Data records

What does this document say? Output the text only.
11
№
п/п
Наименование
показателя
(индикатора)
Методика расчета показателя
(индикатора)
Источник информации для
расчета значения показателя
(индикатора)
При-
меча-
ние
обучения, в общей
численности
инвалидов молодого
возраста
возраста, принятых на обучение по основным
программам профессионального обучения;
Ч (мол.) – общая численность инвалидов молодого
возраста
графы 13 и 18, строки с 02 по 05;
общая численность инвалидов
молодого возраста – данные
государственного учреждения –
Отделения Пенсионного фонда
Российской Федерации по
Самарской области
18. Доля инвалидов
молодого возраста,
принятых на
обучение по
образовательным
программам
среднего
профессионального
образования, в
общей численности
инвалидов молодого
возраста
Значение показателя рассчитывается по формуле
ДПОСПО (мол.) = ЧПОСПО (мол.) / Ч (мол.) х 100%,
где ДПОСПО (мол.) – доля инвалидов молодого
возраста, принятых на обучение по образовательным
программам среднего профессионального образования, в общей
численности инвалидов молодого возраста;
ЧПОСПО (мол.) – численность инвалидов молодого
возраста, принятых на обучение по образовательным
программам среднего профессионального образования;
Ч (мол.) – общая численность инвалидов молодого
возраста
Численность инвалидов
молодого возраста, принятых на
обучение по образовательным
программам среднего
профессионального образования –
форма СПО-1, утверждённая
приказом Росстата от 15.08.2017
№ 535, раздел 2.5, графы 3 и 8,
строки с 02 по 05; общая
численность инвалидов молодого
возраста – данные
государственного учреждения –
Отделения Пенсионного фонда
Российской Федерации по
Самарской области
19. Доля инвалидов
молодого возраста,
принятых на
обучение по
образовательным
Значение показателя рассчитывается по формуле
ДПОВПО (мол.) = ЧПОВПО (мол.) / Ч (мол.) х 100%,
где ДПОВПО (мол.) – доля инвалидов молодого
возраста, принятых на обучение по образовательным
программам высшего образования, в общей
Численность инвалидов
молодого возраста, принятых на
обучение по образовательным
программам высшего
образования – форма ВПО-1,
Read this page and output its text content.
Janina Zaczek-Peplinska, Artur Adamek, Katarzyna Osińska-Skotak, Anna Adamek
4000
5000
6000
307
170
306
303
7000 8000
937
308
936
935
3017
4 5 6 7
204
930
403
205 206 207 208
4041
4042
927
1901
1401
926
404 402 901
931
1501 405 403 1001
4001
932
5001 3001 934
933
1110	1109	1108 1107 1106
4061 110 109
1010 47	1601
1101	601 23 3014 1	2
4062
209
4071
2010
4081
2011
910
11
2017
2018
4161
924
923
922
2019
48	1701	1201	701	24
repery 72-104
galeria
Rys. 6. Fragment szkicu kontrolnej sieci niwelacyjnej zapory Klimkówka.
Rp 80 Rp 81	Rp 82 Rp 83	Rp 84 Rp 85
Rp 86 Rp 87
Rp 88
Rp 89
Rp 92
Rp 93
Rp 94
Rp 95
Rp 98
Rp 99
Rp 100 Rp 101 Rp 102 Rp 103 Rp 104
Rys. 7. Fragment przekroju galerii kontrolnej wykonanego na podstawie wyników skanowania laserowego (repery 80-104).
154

__What you should do__
Pick out every line holding the string "ЧПОСПО" and return it.

__Exercise response__
ДПОСПО (мол.) = ЧПОСПО (мол.) / Ч (мол.) х 100%,
ЧПОСПО (мол.) – численность инвалидов молодого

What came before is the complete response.